======== Data ========

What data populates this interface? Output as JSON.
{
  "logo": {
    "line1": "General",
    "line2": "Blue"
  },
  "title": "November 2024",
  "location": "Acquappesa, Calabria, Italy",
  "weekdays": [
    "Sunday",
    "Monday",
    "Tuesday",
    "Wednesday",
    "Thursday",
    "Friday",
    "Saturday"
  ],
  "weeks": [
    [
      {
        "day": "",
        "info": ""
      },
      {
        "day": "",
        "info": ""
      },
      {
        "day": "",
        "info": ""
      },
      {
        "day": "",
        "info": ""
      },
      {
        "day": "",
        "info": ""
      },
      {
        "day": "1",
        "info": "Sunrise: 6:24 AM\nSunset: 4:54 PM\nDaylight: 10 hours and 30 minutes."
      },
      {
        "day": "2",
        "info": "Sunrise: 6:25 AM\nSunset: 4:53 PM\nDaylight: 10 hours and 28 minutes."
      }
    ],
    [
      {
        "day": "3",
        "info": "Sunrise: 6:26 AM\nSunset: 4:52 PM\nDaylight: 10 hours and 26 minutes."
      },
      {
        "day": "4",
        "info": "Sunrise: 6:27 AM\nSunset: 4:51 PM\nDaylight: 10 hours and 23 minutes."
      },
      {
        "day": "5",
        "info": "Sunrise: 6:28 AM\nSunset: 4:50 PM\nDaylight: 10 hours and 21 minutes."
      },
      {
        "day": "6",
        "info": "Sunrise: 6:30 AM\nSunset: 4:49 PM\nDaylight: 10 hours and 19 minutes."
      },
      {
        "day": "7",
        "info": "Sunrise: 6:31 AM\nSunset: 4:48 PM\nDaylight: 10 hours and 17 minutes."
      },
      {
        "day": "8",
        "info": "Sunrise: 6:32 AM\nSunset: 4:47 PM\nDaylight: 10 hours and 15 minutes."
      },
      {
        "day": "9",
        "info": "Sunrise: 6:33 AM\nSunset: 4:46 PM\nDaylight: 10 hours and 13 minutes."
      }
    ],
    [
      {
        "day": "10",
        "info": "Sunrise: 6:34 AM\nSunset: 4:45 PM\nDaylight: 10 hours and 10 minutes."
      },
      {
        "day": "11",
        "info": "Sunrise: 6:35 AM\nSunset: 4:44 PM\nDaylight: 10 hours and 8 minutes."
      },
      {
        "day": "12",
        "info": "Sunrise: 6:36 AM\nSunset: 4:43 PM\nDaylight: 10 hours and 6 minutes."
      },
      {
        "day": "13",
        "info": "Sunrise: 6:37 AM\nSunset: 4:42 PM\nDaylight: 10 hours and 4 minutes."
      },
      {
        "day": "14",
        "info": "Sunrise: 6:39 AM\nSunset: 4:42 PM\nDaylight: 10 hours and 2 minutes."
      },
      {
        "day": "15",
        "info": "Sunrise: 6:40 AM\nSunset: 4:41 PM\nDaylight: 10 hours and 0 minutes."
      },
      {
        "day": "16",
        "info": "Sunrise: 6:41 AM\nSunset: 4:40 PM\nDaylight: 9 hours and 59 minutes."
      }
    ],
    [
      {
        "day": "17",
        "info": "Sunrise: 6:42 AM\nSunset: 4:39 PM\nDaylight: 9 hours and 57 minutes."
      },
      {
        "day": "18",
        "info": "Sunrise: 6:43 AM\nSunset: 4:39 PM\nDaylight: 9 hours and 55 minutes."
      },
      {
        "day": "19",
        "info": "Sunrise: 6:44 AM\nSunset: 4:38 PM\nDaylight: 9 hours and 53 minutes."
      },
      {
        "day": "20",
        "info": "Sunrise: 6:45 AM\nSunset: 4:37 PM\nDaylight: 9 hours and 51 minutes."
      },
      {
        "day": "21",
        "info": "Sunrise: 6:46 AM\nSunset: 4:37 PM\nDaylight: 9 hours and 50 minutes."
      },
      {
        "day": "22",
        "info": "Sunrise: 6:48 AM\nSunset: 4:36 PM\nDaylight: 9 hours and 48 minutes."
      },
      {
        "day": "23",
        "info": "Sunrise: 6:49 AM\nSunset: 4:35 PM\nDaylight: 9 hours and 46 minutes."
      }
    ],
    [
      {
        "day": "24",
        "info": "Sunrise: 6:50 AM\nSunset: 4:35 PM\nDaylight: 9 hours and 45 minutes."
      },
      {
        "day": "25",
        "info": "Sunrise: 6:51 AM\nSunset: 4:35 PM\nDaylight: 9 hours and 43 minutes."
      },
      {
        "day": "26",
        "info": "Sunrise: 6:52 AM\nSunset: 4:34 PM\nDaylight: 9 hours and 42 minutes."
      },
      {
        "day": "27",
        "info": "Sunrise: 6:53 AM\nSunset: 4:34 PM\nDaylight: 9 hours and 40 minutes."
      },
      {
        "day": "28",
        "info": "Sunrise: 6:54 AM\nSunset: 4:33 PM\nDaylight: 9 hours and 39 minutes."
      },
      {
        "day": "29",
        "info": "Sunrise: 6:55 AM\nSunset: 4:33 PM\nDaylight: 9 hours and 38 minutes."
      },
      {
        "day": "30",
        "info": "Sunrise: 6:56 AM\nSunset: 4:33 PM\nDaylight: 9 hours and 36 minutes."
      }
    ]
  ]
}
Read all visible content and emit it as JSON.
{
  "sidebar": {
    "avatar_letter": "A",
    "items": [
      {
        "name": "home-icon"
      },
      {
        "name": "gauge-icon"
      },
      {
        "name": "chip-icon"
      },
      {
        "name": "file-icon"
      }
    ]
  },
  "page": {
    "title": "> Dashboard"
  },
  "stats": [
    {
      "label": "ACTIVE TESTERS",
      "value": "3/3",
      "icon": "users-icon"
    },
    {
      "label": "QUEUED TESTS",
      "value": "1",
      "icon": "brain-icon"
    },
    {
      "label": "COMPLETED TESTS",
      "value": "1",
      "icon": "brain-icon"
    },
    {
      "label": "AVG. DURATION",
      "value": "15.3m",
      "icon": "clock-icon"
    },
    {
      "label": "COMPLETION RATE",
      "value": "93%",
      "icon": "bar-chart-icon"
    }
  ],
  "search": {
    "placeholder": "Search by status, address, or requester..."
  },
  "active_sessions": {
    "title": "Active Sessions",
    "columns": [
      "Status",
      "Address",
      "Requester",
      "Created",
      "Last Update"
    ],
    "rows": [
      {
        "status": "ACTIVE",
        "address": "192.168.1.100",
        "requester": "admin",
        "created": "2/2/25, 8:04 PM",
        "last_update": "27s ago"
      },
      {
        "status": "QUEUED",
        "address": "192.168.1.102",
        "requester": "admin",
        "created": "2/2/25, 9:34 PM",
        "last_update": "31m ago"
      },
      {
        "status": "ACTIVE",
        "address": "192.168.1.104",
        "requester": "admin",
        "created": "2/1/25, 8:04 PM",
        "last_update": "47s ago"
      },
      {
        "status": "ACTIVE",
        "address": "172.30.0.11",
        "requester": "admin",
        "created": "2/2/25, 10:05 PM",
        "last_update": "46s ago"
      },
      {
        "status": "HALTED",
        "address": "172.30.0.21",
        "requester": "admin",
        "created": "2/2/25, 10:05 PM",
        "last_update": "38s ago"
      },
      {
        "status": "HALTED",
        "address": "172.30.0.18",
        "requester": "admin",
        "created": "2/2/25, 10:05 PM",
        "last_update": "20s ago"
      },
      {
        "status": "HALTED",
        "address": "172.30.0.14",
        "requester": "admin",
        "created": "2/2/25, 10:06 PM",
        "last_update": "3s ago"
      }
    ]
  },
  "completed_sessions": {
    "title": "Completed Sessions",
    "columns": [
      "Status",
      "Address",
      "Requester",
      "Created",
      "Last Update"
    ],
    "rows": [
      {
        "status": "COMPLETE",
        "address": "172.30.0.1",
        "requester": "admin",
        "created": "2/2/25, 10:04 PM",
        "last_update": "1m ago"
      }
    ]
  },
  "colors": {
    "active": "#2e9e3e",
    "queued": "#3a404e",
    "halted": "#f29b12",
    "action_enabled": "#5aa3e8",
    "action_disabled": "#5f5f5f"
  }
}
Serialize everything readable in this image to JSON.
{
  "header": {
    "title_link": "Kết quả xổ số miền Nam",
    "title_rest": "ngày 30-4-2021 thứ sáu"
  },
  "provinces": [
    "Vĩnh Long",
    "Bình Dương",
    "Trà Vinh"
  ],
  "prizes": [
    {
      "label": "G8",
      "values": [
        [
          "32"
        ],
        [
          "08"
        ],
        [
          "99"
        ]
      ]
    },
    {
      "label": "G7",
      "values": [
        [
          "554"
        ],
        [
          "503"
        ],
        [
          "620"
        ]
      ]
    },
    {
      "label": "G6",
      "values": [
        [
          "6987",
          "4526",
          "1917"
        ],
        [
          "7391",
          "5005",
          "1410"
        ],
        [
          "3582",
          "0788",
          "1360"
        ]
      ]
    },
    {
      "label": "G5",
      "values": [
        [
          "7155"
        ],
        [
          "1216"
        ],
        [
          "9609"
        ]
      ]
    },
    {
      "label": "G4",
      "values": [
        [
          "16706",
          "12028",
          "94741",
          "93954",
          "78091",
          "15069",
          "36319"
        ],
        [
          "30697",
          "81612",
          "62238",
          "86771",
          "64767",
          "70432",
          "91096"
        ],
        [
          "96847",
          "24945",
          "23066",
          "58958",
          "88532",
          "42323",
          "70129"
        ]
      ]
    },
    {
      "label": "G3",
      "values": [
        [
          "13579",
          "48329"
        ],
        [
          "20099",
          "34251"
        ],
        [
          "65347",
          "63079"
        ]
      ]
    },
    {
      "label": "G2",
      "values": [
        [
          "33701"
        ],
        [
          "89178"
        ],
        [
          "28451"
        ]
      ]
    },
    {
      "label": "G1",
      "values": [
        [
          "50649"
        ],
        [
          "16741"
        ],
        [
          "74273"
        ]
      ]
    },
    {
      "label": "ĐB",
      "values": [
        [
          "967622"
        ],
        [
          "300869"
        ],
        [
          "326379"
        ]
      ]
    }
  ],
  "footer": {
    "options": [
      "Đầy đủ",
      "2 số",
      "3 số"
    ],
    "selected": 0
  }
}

========

# Exercise:
Scan the lines above for "name", then copy every one that has it.

# Answer to this problem:
        "name": "home-icon"
        "name": "gauge-icon"
        "name": "chip-icon"
        "name": "file-icon"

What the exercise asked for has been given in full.